_EXERCISE REQUIREMENTS_
**1.** Answer these questions from the court ruling:
(a) On what date was the motion heard?
(b) Which defendants oppose the motion?
(c) What make of vehicle did the plaintiff have?
**2.** For each statement, decide whether the court ruling supports it. Answer yes or no and quote the words that settle it.
(a) The accident took place on the 401 on November 24, 2006.
(b) Several parties besides Beggs oppose the motion.
(c) F. A. DeSantis acts for The Dominion of Canada General Insurance Company.
**3.** Transcribe the court ruling, starting at "[ 2 ] This proceeding" and ending at "the other vehicles.".
:: TEXT BLOCK ::
ONTARIO
SUPERIOR COURT OF JUSTICE
COURT FILE NO.: 08-7057
DATE: 2012-10-02
B E T W E E N:
JULIET CLARKE, JUNIOR CLARKE, JAYLEN CLARKE, DANIELLE CLARKE AND DARREN CLARKE, minors under the age of 18 by their litigation guardian Juliet Clarke
Derek Wilson, Counsel for the Plaintiffs
Plaintiffs
- and -
DANIELLE ARENA, VINCENT GIAQUINTO, JOSEPH BRUCE BEGGS, ROBERT EVANS MCLEOD, SIRKKA PARTANEN, REINO PARTANEN, PETER DILLON, BRIAN ANDERSON, B&C ANDERSON HOLDINGS LTD., JOHN DOE, JANE DOE AND THE DOMINION OF CANADA GENERAL INSURANCE COMPANY
J. F. Fitzpatrick, Counsel for the Defendant The Dominion of Canada General Insurance Company / Moving Party
F. A. DeSantis, Counsel for the Defendant Joseph Bruce Beggs and Robert Evans McLeod / Responding Parties
No one else opposing
Defendants
HEARD: October 2, 2012
REASONS FOR RULING
Campbell J.
[ 1 ] This is a motion for summary judgment by the defendant, The Dominion of Canada General Insurance Company (Dominion) dismissing all claims and cross-claims against it and for costs. The defendants Joseph Bruce Beggs and Robert Evans McLeod (Beggs) oppose the motion. No other party opposes.
[ 2 ] This proceeding arises as a result of a multi-vehicle M.V.A. that occurred on the 401 on November 24, 2006. The accident ultimately involved five vehicles (or six, if Beggs is to be believed) and was precipitated by the plaintiff’s Lexus being hit from behind by another vehicle, then spinning out of control and striking the other vehicles.
:::
:: EXCERPTED DATA ::
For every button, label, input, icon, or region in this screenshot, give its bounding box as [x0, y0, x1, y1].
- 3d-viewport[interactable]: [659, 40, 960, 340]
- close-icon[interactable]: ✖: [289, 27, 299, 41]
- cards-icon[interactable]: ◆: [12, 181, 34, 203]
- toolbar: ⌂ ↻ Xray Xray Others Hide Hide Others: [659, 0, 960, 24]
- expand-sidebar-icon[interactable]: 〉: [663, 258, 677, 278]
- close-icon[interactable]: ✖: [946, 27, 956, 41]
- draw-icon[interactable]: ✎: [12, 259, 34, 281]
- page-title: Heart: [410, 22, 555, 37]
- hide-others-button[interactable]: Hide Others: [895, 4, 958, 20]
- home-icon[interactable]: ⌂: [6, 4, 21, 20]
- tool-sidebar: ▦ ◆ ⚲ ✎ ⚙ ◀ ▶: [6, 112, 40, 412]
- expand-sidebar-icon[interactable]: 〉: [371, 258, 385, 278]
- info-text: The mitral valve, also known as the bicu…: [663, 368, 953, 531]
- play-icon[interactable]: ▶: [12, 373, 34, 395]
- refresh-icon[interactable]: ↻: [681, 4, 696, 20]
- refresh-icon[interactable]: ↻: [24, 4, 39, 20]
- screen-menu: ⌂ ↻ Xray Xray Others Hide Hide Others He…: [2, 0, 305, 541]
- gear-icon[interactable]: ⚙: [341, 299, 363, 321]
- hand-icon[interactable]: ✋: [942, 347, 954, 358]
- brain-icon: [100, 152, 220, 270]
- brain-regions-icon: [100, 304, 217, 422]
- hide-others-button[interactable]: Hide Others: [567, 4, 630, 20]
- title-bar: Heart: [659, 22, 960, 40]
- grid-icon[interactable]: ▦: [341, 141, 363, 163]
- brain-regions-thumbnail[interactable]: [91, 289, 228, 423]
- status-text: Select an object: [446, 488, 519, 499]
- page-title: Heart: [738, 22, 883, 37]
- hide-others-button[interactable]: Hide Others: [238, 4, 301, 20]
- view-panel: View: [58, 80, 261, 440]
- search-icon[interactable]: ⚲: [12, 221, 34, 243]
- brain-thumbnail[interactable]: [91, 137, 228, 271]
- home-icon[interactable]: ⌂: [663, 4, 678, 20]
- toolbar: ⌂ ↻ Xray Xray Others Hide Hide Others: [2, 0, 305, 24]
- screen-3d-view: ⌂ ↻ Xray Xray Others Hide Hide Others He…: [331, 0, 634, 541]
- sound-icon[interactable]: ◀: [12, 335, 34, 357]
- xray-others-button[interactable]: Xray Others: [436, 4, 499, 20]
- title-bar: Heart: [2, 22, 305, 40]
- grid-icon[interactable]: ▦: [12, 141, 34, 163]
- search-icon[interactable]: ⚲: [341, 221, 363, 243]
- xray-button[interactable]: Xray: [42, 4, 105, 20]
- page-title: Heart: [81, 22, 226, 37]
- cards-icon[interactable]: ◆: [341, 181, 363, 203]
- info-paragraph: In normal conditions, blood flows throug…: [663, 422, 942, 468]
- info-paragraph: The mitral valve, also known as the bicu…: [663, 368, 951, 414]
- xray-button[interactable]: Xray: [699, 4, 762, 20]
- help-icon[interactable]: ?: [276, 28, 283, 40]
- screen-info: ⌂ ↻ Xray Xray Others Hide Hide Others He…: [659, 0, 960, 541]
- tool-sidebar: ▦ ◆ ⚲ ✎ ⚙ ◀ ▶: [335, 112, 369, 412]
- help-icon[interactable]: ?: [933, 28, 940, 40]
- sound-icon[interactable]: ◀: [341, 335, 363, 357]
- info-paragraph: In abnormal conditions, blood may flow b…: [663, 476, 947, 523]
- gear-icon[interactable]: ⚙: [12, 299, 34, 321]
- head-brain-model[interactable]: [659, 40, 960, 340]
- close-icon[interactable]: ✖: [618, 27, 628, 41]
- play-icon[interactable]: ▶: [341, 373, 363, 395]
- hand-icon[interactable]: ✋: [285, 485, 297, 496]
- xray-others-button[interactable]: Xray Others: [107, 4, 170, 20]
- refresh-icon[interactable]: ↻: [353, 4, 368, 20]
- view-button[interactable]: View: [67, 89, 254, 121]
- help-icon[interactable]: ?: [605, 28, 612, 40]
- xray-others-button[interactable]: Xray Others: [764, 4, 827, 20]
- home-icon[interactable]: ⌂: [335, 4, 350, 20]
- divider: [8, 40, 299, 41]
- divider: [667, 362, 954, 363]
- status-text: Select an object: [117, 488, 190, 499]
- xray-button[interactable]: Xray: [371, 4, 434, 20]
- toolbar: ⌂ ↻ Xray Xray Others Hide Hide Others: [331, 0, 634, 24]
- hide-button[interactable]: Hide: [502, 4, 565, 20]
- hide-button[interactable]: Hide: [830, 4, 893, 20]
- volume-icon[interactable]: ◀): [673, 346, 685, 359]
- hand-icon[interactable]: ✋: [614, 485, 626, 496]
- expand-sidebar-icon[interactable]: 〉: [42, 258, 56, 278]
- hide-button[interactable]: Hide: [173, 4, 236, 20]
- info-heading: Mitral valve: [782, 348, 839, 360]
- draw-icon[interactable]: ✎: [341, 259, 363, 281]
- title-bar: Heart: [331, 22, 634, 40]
:::
:: EXCERPTED DATA ::
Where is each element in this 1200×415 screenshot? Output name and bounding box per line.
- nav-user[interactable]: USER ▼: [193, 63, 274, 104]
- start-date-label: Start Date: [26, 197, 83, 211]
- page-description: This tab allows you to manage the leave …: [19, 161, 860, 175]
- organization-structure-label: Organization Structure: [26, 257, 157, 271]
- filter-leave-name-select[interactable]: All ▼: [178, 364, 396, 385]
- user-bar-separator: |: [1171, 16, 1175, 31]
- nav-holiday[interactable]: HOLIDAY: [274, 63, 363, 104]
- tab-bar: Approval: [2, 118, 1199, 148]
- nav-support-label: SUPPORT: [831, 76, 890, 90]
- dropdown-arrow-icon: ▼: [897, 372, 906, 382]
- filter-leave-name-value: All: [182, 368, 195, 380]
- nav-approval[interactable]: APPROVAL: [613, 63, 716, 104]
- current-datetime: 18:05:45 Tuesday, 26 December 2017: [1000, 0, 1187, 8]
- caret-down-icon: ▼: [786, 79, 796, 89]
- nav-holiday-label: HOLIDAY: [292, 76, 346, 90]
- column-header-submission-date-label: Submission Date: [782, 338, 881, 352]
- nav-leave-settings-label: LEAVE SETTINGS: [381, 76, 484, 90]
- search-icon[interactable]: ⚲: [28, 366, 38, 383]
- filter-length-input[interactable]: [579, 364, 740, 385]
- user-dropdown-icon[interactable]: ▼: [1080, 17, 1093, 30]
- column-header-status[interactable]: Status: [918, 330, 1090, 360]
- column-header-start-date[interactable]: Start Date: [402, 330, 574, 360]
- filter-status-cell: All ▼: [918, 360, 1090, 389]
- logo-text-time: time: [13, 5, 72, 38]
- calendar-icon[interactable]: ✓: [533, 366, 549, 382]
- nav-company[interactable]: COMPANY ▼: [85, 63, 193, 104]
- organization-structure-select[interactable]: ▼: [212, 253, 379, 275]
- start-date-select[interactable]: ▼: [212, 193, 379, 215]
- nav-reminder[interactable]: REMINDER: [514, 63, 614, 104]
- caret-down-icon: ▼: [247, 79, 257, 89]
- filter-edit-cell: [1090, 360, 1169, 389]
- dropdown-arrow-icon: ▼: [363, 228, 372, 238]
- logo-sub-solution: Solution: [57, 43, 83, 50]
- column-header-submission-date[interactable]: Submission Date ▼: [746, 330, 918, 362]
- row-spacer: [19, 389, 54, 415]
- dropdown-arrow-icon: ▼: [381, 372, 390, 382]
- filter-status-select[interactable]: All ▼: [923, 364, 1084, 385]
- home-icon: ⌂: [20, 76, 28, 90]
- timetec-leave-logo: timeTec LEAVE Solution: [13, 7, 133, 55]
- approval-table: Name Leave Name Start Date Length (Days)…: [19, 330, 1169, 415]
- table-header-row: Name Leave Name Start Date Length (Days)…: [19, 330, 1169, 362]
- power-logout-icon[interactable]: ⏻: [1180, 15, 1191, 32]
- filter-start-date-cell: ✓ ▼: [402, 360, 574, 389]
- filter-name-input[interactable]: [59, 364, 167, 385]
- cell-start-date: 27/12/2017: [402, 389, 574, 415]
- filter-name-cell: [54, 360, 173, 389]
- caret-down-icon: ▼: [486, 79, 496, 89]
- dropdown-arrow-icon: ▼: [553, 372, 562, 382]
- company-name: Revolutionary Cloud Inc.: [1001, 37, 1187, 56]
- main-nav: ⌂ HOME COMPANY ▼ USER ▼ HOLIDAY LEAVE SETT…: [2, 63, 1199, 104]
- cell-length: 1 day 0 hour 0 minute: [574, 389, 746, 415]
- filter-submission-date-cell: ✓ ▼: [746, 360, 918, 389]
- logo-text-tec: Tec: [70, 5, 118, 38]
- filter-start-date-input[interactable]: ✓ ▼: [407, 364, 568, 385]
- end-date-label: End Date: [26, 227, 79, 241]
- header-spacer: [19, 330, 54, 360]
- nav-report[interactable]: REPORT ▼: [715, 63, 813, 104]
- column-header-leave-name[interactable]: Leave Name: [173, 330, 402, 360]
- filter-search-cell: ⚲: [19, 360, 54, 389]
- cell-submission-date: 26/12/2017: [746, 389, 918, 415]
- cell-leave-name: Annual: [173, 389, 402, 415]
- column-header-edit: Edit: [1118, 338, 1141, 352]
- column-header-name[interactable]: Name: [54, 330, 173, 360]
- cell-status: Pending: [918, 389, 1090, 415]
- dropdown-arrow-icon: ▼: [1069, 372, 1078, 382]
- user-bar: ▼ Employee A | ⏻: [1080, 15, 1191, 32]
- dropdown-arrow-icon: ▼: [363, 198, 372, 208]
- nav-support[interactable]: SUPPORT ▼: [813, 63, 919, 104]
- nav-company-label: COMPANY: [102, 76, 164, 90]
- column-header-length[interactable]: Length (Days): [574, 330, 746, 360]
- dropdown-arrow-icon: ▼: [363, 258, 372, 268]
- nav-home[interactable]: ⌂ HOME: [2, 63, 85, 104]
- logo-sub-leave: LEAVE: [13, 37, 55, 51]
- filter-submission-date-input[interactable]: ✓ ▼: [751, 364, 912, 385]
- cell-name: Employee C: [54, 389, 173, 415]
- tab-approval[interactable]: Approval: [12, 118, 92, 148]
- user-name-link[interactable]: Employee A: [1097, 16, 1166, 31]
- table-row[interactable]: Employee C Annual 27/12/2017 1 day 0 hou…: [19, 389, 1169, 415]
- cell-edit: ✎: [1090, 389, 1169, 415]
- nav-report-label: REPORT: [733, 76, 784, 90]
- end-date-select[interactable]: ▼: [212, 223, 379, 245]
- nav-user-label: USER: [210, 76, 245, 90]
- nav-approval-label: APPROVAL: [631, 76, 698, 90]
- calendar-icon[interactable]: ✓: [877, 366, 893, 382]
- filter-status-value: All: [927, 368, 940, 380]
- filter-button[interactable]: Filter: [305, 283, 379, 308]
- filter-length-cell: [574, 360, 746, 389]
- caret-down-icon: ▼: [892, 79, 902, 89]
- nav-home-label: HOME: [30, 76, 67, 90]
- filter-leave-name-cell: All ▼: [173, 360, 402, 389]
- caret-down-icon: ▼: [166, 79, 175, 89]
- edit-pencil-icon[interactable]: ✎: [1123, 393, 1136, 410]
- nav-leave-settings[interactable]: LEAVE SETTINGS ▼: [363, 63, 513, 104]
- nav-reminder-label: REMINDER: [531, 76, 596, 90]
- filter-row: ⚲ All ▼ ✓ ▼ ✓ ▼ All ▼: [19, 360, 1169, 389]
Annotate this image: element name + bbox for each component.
:::
:: EXCERPTED DATA ::
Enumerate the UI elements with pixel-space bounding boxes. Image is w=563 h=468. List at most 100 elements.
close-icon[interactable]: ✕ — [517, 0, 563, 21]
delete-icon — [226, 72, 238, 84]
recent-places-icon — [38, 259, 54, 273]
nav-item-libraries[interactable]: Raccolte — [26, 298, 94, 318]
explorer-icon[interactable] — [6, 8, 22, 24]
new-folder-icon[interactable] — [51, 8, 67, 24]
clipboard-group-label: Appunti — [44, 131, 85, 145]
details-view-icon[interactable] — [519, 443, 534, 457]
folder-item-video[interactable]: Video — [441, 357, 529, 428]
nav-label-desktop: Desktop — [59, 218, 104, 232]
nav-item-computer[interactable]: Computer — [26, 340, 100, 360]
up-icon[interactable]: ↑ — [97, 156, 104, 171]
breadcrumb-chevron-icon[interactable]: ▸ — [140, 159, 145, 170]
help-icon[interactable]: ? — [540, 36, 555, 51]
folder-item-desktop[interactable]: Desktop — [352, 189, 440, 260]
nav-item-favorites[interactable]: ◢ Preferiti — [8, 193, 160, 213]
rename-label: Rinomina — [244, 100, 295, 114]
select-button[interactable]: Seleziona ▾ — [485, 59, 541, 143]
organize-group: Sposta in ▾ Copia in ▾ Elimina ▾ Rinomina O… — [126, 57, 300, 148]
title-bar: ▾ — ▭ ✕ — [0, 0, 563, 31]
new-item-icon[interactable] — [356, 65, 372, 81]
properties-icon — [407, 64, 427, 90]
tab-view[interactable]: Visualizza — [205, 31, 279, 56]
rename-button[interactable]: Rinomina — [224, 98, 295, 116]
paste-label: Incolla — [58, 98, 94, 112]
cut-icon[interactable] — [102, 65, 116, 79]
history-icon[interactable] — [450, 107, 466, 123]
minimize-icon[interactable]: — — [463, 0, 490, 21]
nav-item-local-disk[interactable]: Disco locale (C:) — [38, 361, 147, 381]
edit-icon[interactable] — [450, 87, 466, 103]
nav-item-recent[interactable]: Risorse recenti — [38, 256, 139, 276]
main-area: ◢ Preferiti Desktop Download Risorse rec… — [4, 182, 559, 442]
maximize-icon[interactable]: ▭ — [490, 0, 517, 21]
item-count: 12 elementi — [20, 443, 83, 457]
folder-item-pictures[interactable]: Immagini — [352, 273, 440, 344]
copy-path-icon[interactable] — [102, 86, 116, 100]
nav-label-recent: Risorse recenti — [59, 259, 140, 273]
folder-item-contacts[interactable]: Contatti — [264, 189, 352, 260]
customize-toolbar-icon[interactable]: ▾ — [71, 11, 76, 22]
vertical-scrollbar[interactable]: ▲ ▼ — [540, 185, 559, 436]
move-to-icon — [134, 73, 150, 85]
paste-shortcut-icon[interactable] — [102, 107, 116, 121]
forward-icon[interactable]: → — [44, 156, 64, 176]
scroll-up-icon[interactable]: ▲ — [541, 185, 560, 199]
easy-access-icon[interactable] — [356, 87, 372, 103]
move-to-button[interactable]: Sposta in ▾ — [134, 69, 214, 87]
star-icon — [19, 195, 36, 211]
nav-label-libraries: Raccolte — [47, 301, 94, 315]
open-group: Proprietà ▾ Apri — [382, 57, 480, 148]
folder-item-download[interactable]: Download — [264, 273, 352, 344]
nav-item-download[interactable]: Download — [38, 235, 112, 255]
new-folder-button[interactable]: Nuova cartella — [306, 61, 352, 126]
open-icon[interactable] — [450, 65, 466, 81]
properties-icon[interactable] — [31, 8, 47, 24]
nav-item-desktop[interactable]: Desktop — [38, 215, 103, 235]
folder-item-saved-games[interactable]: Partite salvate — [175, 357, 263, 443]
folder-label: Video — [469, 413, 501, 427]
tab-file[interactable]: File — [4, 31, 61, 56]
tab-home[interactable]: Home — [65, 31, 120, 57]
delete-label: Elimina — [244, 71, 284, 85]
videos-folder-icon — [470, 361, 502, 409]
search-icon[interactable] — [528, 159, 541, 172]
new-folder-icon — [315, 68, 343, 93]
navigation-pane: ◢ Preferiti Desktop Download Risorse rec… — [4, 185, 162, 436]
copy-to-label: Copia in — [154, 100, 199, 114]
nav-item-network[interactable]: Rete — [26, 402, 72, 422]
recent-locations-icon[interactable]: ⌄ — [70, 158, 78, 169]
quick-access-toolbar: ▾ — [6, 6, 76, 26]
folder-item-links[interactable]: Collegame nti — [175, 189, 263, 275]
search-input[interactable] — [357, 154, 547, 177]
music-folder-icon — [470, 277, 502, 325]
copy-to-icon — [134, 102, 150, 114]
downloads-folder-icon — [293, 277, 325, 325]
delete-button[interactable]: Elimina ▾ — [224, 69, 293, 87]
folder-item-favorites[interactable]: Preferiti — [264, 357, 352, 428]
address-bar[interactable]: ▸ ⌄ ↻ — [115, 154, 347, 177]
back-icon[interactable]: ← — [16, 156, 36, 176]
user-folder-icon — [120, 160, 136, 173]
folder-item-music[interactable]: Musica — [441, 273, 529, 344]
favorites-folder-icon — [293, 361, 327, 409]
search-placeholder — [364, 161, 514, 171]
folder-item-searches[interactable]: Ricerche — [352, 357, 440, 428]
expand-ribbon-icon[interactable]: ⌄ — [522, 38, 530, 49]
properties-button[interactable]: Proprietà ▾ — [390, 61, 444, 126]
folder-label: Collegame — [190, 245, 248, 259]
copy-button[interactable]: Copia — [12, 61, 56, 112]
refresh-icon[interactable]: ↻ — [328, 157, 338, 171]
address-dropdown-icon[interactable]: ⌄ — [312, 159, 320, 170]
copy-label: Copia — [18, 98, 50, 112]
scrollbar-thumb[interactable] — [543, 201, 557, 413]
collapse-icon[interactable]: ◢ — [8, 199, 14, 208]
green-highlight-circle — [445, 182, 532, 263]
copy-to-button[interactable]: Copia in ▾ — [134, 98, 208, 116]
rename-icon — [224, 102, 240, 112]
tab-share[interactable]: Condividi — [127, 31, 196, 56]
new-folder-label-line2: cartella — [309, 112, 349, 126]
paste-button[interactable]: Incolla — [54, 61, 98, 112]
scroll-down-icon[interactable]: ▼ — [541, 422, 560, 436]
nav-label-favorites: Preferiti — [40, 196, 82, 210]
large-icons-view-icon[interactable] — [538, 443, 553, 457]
:::
_ANSWER LIST_
**1.**
(a) October 2, 2012
(b) Joseph Bruce Beggs and Robert Evans McLeod
(c) A Lexus

**2.**
(a) Yes: "occurred on the 401 on November 24, 2006"
(b) No: "No other party opposes."
(c) No: "J. F. Fitzpatrick, Counsel for the Defendant The Dominion of Canada General Insurance Company / Moving Party"

**3.**
[ 2 ] This proceeding arises as a result of a multi-vehicle M.V.A. that occurred on the 401 on November 24, 2006. The accident ultimately involved five vehicles (or six, if Beggs is to be believed) and was precipitated by the plaintiff’s Lexus being hit from behind by another vehicle, then spinning out of control and striking the other vehicles.